▶ _Given request_
Of all the lines in the data below, how many contain "https"? Report that number alone.

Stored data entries

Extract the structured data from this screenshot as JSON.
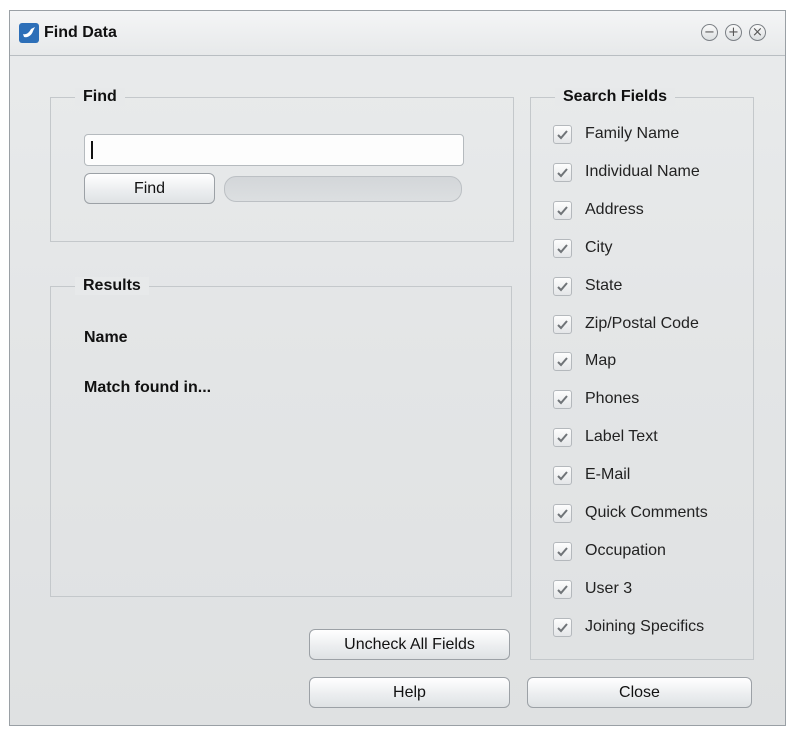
{
  "window": {
    "title": "Find Data",
    "controls": [
      "minimize-icon",
      "maximize-icon",
      "close-icon"
    ]
  },
  "find_group": {
    "label": "Find",
    "input_value": "",
    "find_button": "Find",
    "progress": 0
  },
  "results_group": {
    "label": "Results",
    "name_label": "Name",
    "match_label": "Match found in..."
  },
  "search_fields": {
    "label": "Search Fields",
    "items": [
      {
        "label": "Family Name",
        "checked": true
      },
      {
        "label": "Individual Name",
        "checked": true
      },
      {
        "label": "Address",
        "checked": true
      },
      {
        "label": "City",
        "checked": true
      },
      {
        "label": "State",
        "checked": true
      },
      {
        "label": "Zip/Postal Code",
        "checked": true
      },
      {
        "label": "Map",
        "checked": true
      },
      {
        "label": "Phones",
        "checked": true
      },
      {
        "label": "Label Text",
        "checked": true
      },
      {
        "label": "E-Mail",
        "checked": true
      },
      {
        "label": "Quick Comments",
        "checked": true
      },
      {
        "label": "Occupation",
        "checked": true
      },
      {
        "label": "User 3",
        "checked": true
      },
      {
        "label": "Joining Specifics",
        "checked": true
      }
    ]
  },
  "buttons": {
    "uncheck_all": "Uncheck All Fields",
    "help": "Help",
    "close": "Close"
  }
}
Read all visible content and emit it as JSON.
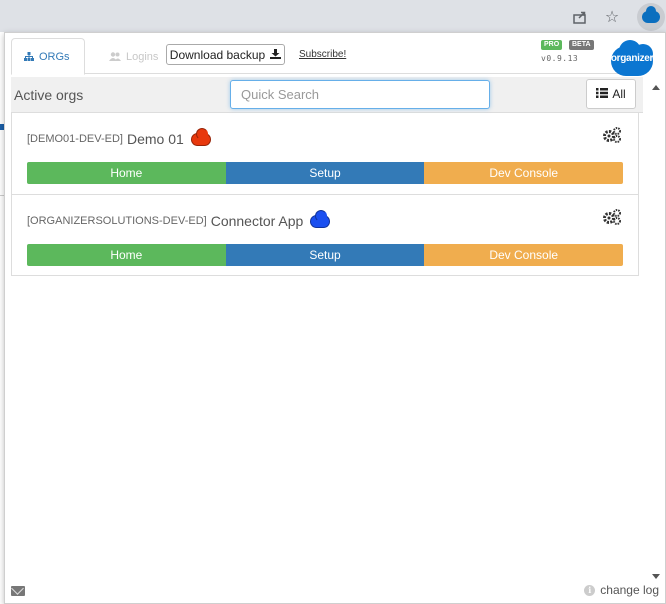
{
  "browser": {
    "icons": [
      "share-icon",
      "star-icon",
      "organizer-extension-icon"
    ]
  },
  "tabs": [
    {
      "label": "ORGs",
      "icon": "sitemap-icon",
      "active": true
    },
    {
      "label": "Logins",
      "icon": "users-icon",
      "active": false
    }
  ],
  "toolbar": {
    "download_label": "Download backup",
    "subscribe_label": "Subscribe!",
    "badge_pro": "PRO",
    "badge_beta": "BETA",
    "version": "v0.9.13",
    "logo_text": "organizer"
  },
  "filter": {
    "label": "Active orgs",
    "search_placeholder": "Quick Search",
    "all_label": "All"
  },
  "orgs": [
    {
      "id": "[DEMO01-DEV-ED]",
      "name": "Demo 01",
      "cloud_color": "#e8380d",
      "buttons": {
        "home": "Home",
        "setup": "Setup",
        "dev": "Dev Console"
      }
    },
    {
      "id": "[ORGANIZERSOLUTIONS-DEV-ED]",
      "name": "Connector App",
      "cloud_color": "#1a4ff0",
      "buttons": {
        "home": "Home",
        "setup": "Setup",
        "dev": "Dev Console"
      }
    }
  ],
  "footer": {
    "changelog_label": "change log"
  },
  "colors": {
    "home": "#5cb85c",
    "setup": "#337ab7",
    "dev": "#f0ad4e",
    "accent": "#337ab7"
  }
}
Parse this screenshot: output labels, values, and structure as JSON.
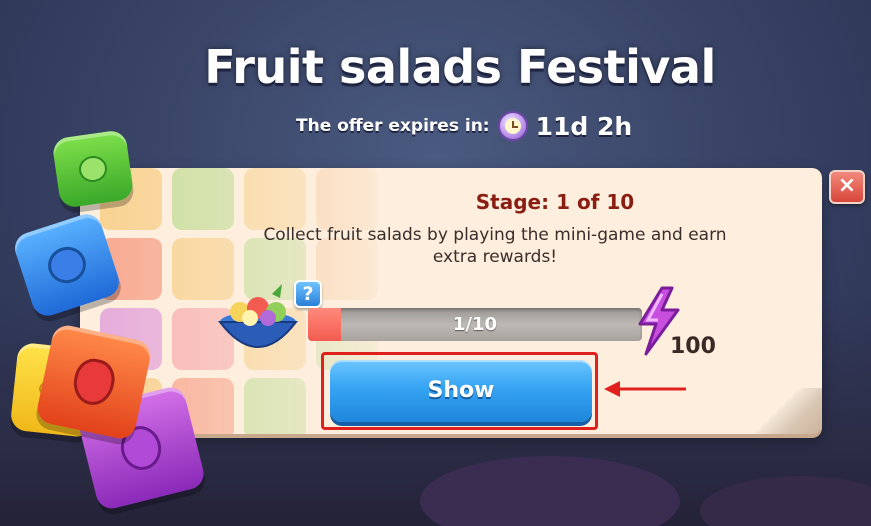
{
  "header": {
    "title": "Fruit salads Festival",
    "expires_label": "The offer expires in:",
    "expires_value": "11d 2h"
  },
  "panel": {
    "stage_label": "Stage: 1 of 10",
    "description": "Collect fruit salads by playing the mini-game and earn extra rewards!",
    "progress": {
      "text": "1/10",
      "current": 1,
      "total": 10
    },
    "help_badge": "?",
    "reward_amount": "100",
    "show_button_label": "Show",
    "close_symbol": "×"
  },
  "icons": {
    "clock": "clock-icon",
    "fruit_bowl": "fruit-salad-bowl-icon",
    "reward": "lightning-bolt-icon",
    "arrow": "left-arrow-icon"
  },
  "colors": {
    "title": "#ffffff",
    "stage_text": "#8a1e12",
    "progress_fill": "#f25b50",
    "button": "#36a3f2",
    "highlight": "#e0201c",
    "close": "#d8463a",
    "bolt": "#c84ee0"
  }
}
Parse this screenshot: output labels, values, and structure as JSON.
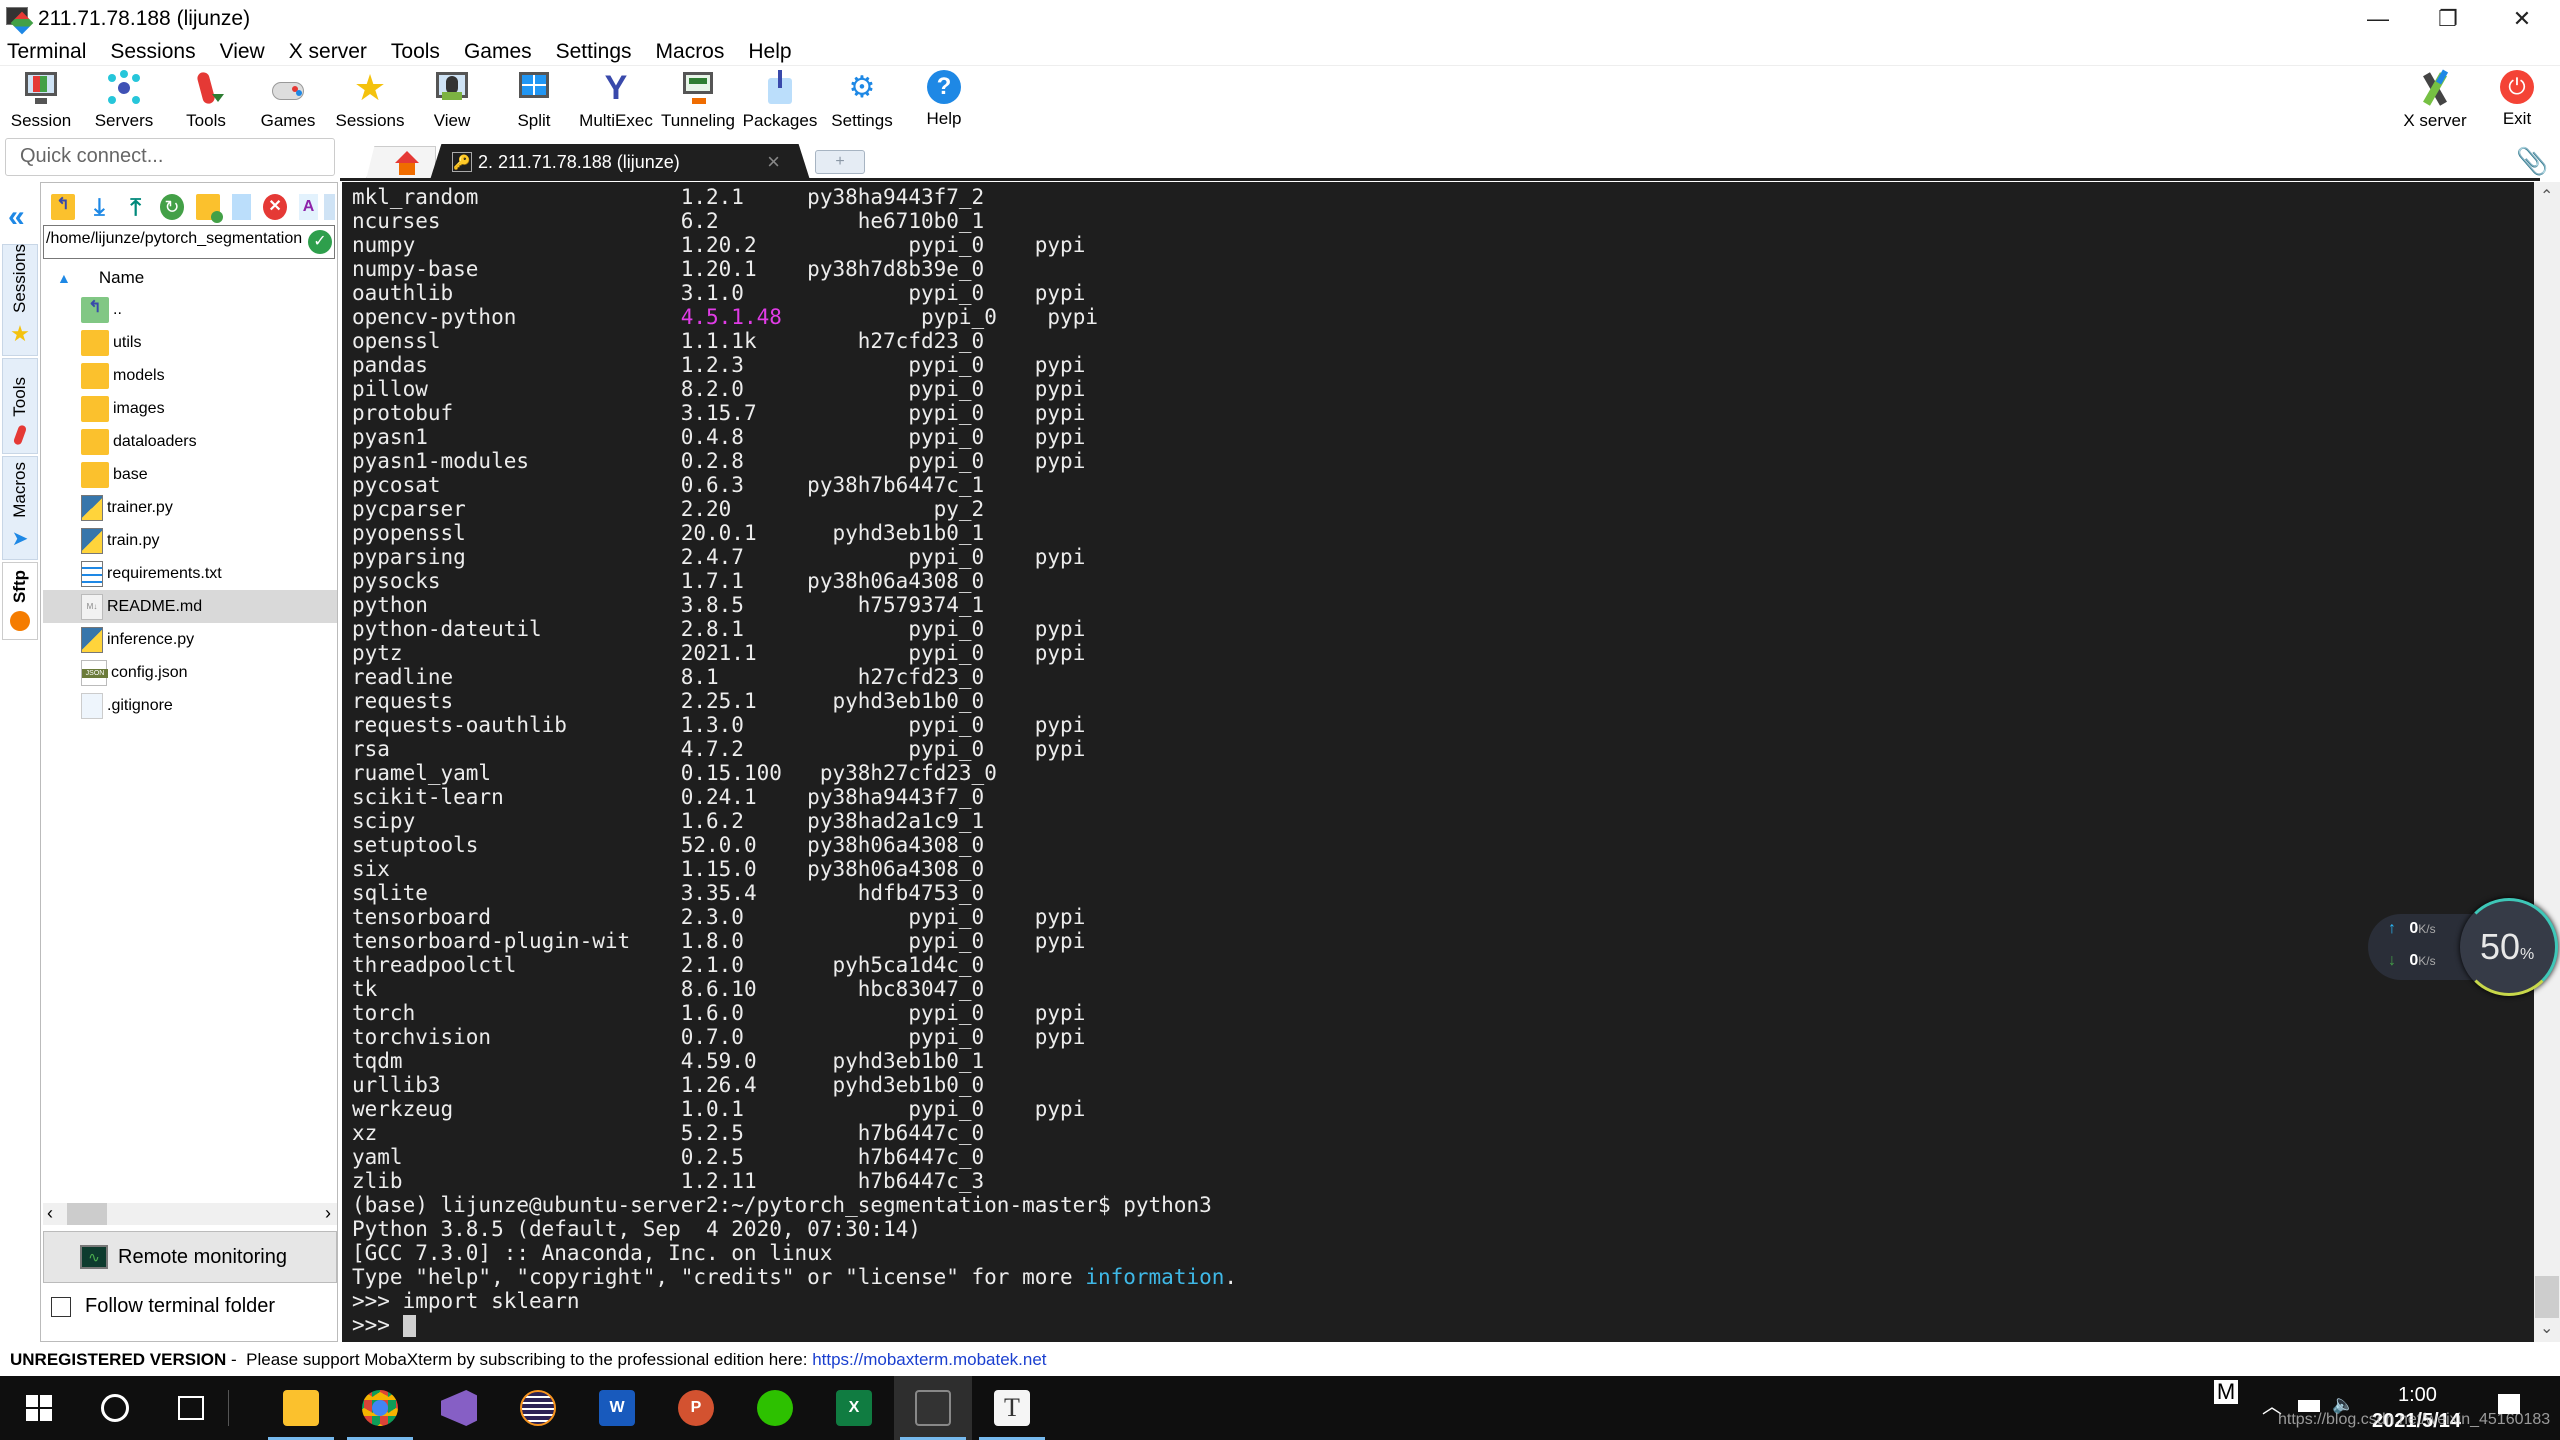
{
  "window": {
    "title": "211.71.78.188 (lijunze)",
    "controls": {
      "minimize": "—",
      "restore": "❐",
      "close": "✕"
    }
  },
  "menubar": [
    "Terminal",
    "Sessions",
    "View",
    "X server",
    "Tools",
    "Games",
    "Settings",
    "Macros",
    "Help"
  ],
  "toolbar": {
    "left": [
      {
        "label": "Session",
        "icon": "session-icon"
      },
      {
        "label": "Servers",
        "icon": "servers-icon"
      },
      {
        "label": "Tools",
        "icon": "tools-icon"
      },
      {
        "label": "Games",
        "icon": "gamepad-icon"
      },
      {
        "label": "Sessions",
        "icon": "star-icon"
      },
      {
        "label": "View",
        "icon": "view-icon"
      },
      {
        "label": "Split",
        "icon": "split-icon"
      },
      {
        "label": "MultiExec",
        "icon": "multiexec-icon"
      },
      {
        "label": "Tunneling",
        "icon": "tunneling-icon"
      },
      {
        "label": "Packages",
        "icon": "packages-icon"
      },
      {
        "label": "Settings",
        "icon": "gears-icon"
      },
      {
        "label": "Help",
        "icon": "help-icon"
      }
    ],
    "right": [
      {
        "label": "X server",
        "icon": "xserver-icon"
      },
      {
        "label": "Exit",
        "icon": "power-icon"
      }
    ]
  },
  "quick_connect": {
    "placeholder": "Quick connect..."
  },
  "tabs": {
    "home": "home-icon",
    "active": {
      "label": "2. 211.71.78.188 (lijunze)",
      "close": "×"
    },
    "new_tab": "+"
  },
  "side_tabs": [
    "Sessions",
    "Tools",
    "Macros",
    "Sftp"
  ],
  "sftp": {
    "path": "/home/lijunze/pytorch_segmentation",
    "column_header": "Name",
    "files": [
      {
        "name": "..",
        "type": "parent"
      },
      {
        "name": "utils",
        "type": "folder"
      },
      {
        "name": "models",
        "type": "folder"
      },
      {
        "name": "images",
        "type": "folder"
      },
      {
        "name": "dataloaders",
        "type": "folder"
      },
      {
        "name": "base",
        "type": "folder"
      },
      {
        "name": "trainer.py",
        "type": "python"
      },
      {
        "name": "train.py",
        "type": "python"
      },
      {
        "name": "requirements.txt",
        "type": "text"
      },
      {
        "name": "README.md",
        "type": "markdown",
        "selected": true
      },
      {
        "name": "inference.py",
        "type": "python"
      },
      {
        "name": "config.json",
        "type": "json"
      },
      {
        "name": ".gitignore",
        "type": "file"
      }
    ],
    "remote_monitoring": "Remote monitoring",
    "follow_terminal_folder": {
      "label": "Follow terminal folder",
      "checked": false
    }
  },
  "terminal": {
    "packages": [
      [
        "mkl_random",
        "1.2.1",
        "py38ha9443f7_2",
        ""
      ],
      [
        "ncurses",
        "6.2",
        "he6710b0_1",
        ""
      ],
      [
        "numpy",
        "1.20.2",
        "pypi_0",
        "pypi"
      ],
      [
        "numpy-base",
        "1.20.1",
        "py38h7d8b39e_0",
        ""
      ],
      [
        "oauthlib",
        "3.1.0",
        "pypi_0",
        "pypi"
      ],
      [
        "opencv-python",
        "4.5.1.48",
        "pypi_0",
        "pypi"
      ],
      [
        "openssl",
        "1.1.1k",
        "h27cfd23_0",
        ""
      ],
      [
        "pandas",
        "1.2.3",
        "pypi_0",
        "pypi"
      ],
      [
        "pillow",
        "8.2.0",
        "pypi_0",
        "pypi"
      ],
      [
        "protobuf",
        "3.15.7",
        "pypi_0",
        "pypi"
      ],
      [
        "pyasn1",
        "0.4.8",
        "pypi_0",
        "pypi"
      ],
      [
        "pyasn1-modules",
        "0.2.8",
        "pypi_0",
        "pypi"
      ],
      [
        "pycosat",
        "0.6.3",
        "py38h7b6447c_1",
        ""
      ],
      [
        "pycparser",
        "2.20",
        "py_2",
        ""
      ],
      [
        "pyopenssl",
        "20.0.1",
        "pyhd3eb1b0_1",
        ""
      ],
      [
        "pyparsing",
        "2.4.7",
        "pypi_0",
        "pypi"
      ],
      [
        "pysocks",
        "1.7.1",
        "py38h06a4308_0",
        ""
      ],
      [
        "python",
        "3.8.5",
        "h7579374_1",
        ""
      ],
      [
        "python-dateutil",
        "2.8.1",
        "pypi_0",
        "pypi"
      ],
      [
        "pytz",
        "2021.1",
        "pypi_0",
        "pypi"
      ],
      [
        "readline",
        "8.1",
        "h27cfd23_0",
        ""
      ],
      [
        "requests",
        "2.25.1",
        "pyhd3eb1b0_0",
        ""
      ],
      [
        "requests-oauthlib",
        "1.3.0",
        "pypi_0",
        "pypi"
      ],
      [
        "rsa",
        "4.7.2",
        "pypi_0",
        "pypi"
      ],
      [
        "ruamel_yaml",
        "0.15.100",
        "py38h27cfd23_0",
        ""
      ],
      [
        "scikit-learn",
        "0.24.1",
        "py38ha9443f7_0",
        ""
      ],
      [
        "scipy",
        "1.6.2",
        "py38had2a1c9_1",
        ""
      ],
      [
        "setuptools",
        "52.0.0",
        "py38h06a4308_0",
        ""
      ],
      [
        "six",
        "1.15.0",
        "py38h06a4308_0",
        ""
      ],
      [
        "sqlite",
        "3.35.4",
        "hdfb4753_0",
        ""
      ],
      [
        "tensorboard",
        "2.3.0",
        "pypi_0",
        "pypi"
      ],
      [
        "tensorboard-plugin-wit",
        "1.8.0",
        "pypi_0",
        "pypi"
      ],
      [
        "threadpoolctl",
        "2.1.0",
        "pyh5ca1d4c_0",
        ""
      ],
      [
        "tk",
        "8.6.10",
        "hbc83047_0",
        ""
      ],
      [
        "torch",
        "1.6.0",
        "pypi_0",
        "pypi"
      ],
      [
        "torchvision",
        "0.7.0",
        "pypi_0",
        "pypi"
      ],
      [
        "tqdm",
        "4.59.0",
        "pyhd3eb1b0_1",
        ""
      ],
      [
        "urllib3",
        "1.26.4",
        "pyhd3eb1b0_0",
        ""
      ],
      [
        "werkzeug",
        "1.0.1",
        "pypi_0",
        "pypi"
      ],
      [
        "xz",
        "5.2.5",
        "h7b6447c_0",
        ""
      ],
      [
        "yaml",
        "0.2.5",
        "h7b6447c_0",
        ""
      ],
      [
        "zlib",
        "1.2.11",
        "h7b6447c_3",
        ""
      ]
    ],
    "highlight_version": "4.5.1.48",
    "prompt_line": "(base) lijunze@ubuntu-server2:~/pytorch_segmentation-master$ python3",
    "python_banner": "Python 3.8.5 (default, Sep  4 2020, 07:30:14)",
    "gcc_line": "[GCC 7.3.0] :: Anaconda, Inc. on linux",
    "type_help_prefix": "Type \"help\", \"copyright\", \"credits\" or \"license\" for more ",
    "type_help_link": "information",
    "type_help_suffix": ".",
    "import_line": ">>> import sklearn",
    "current_prompt": ">>> "
  },
  "net_widget": {
    "upload": "0",
    "download": "0",
    "unit": "K/s",
    "percent": "50",
    "percent_sign": "%",
    "percent_value": 50
  },
  "statusbar": {
    "unregistered": "UNREGISTERED VERSION",
    "message": " -  Please support MobaXterm by subscribing to the professional edition here: ",
    "link": "https://mobaxterm.mobatek.net"
  },
  "taskbar": {
    "apps": [
      "start",
      "cortana",
      "task-view",
      "file-explorer",
      "chrome",
      "visual-studio",
      "eclipse",
      "word",
      "powerpoint",
      "wechat",
      "excel",
      "mobaxterm",
      "typora"
    ],
    "time": "1:00",
    "date": "2021/5/14",
    "watermark": "https://blog.csdn.net/weixin_45160183",
    "ime": "M"
  },
  "colors": {
    "terminal_bg": "#1e1e1e",
    "terminal_fg": "#ececec",
    "highlight": "#e03ce6",
    "link": "#3fb8e6",
    "accent": "#1e88e5"
  }
}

▶ _Answer in full_
2